**What is being asked**.
Pick out the lines containing "nodes".

(Items listed in a dataset)
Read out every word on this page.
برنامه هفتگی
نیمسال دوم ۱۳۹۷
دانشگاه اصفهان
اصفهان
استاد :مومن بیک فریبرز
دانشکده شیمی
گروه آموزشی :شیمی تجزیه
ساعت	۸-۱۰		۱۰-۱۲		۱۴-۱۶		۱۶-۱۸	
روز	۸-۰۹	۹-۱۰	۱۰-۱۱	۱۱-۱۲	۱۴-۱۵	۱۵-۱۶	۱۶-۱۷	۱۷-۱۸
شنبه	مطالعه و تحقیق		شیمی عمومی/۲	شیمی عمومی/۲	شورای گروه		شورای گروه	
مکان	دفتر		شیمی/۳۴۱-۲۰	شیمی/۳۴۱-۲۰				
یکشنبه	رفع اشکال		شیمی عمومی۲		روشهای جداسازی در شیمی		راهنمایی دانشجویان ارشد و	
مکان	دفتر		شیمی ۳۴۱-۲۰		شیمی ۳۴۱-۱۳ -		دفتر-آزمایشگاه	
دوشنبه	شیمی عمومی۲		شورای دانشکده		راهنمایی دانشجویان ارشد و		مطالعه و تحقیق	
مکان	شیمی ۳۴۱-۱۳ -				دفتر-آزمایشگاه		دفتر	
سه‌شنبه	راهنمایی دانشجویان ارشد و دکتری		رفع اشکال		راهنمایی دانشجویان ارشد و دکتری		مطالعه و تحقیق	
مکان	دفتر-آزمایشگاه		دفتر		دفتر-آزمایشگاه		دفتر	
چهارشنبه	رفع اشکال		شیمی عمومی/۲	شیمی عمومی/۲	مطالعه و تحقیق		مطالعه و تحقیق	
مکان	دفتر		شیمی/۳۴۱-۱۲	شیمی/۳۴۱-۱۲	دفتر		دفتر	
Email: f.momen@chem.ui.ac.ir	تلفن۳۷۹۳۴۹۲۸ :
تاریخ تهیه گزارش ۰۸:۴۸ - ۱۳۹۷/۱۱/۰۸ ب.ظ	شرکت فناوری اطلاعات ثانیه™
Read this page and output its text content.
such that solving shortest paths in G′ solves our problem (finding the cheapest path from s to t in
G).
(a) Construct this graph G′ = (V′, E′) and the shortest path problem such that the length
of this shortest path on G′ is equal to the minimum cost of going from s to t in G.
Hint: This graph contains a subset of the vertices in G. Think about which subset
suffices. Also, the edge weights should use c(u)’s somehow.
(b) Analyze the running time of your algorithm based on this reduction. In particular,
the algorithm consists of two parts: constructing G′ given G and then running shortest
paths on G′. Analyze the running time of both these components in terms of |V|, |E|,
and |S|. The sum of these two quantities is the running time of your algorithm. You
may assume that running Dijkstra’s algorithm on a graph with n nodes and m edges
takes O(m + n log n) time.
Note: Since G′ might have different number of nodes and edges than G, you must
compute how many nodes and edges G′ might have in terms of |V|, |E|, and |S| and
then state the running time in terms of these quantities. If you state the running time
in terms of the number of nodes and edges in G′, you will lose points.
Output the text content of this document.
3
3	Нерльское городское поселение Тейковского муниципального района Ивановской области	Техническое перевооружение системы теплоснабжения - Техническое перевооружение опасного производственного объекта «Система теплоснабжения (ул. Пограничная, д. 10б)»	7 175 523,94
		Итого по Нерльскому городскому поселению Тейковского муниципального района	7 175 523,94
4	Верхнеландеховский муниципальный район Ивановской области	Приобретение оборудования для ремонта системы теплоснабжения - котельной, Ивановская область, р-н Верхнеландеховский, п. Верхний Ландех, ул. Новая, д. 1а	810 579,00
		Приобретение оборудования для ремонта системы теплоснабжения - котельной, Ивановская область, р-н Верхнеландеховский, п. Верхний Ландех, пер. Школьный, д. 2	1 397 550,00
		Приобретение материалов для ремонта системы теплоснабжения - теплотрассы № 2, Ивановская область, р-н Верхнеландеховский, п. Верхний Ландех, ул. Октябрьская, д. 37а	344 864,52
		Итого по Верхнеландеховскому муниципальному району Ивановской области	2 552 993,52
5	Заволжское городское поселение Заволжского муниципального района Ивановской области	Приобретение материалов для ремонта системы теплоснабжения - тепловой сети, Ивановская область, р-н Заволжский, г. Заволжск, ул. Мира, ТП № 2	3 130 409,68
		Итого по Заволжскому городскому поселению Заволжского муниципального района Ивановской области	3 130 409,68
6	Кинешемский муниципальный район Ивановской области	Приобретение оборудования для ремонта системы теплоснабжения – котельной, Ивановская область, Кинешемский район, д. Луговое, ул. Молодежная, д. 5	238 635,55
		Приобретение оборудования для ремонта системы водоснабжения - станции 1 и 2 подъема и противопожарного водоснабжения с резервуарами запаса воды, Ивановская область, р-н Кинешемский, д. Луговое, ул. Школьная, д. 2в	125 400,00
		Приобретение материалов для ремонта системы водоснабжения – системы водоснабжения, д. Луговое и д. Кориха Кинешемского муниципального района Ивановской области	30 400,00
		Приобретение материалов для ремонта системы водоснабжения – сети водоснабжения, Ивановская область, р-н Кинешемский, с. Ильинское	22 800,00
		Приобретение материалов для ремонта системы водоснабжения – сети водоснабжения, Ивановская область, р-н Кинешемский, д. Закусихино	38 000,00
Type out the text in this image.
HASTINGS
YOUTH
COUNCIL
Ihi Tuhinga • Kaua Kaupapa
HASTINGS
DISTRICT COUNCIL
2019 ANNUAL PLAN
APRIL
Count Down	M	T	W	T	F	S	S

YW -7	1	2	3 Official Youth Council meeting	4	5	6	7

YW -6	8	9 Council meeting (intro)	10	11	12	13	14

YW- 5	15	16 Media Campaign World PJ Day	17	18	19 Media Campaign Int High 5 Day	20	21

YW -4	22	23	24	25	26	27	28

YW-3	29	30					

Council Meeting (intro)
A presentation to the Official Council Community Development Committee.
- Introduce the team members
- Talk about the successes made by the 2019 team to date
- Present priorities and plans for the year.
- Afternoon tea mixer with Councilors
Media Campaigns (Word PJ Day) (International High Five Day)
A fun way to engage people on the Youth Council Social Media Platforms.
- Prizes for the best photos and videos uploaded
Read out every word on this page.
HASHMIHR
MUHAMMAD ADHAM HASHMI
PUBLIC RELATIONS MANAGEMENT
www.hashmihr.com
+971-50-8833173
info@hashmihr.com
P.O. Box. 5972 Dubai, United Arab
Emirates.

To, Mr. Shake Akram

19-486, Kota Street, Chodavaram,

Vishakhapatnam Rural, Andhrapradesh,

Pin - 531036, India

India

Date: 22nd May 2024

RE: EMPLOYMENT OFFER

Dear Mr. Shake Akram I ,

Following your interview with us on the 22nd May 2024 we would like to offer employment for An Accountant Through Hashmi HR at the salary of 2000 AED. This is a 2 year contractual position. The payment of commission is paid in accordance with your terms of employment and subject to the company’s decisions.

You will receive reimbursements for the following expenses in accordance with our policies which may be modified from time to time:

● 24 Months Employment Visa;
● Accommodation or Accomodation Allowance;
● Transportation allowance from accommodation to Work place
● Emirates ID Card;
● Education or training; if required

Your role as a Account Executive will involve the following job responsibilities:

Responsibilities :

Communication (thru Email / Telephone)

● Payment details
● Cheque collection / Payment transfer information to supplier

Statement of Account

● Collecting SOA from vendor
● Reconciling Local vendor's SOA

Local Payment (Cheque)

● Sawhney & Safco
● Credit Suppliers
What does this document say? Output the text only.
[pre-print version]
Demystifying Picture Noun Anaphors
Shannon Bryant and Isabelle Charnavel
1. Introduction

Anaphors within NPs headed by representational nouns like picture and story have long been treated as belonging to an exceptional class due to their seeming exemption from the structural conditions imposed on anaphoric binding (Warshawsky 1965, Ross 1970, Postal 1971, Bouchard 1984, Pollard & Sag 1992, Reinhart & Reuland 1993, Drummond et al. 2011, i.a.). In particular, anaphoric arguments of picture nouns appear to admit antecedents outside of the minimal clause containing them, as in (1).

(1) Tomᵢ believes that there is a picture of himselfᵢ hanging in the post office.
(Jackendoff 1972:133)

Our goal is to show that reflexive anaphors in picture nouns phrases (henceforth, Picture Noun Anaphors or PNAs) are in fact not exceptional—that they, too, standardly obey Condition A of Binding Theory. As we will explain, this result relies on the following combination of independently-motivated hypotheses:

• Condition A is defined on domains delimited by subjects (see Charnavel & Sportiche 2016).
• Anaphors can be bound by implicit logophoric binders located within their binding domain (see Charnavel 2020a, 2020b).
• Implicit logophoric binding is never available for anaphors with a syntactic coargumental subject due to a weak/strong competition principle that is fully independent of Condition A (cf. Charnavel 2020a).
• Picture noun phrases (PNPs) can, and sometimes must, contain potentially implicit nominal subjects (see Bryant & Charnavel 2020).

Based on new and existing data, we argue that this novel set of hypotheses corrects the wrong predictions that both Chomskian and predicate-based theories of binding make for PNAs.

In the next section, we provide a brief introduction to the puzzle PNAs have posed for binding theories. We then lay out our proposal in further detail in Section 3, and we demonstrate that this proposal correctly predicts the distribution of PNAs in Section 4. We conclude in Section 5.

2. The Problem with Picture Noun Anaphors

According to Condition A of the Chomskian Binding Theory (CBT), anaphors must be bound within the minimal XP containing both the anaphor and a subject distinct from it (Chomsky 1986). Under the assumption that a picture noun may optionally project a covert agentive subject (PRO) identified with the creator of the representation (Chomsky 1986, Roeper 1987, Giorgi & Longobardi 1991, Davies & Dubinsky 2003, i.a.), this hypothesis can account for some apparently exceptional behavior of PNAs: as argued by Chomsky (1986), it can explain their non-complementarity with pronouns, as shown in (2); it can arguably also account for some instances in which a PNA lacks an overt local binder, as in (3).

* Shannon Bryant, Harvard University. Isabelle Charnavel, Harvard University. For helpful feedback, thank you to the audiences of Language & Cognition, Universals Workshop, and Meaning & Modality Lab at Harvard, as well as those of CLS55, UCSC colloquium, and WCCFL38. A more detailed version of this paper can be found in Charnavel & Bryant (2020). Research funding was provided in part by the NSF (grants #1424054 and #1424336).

**Solution to this problem**.
may assume that running Dijkstra’s algorithm on a graph with n nodes and m edges
Note: Since G′ might have different number of nodes and edges than G, you must
compute how many nodes and edges G′ might have in terms of |V|, |E|, and |S| and
in terms of the number of nodes and edges in G′, you will lose points.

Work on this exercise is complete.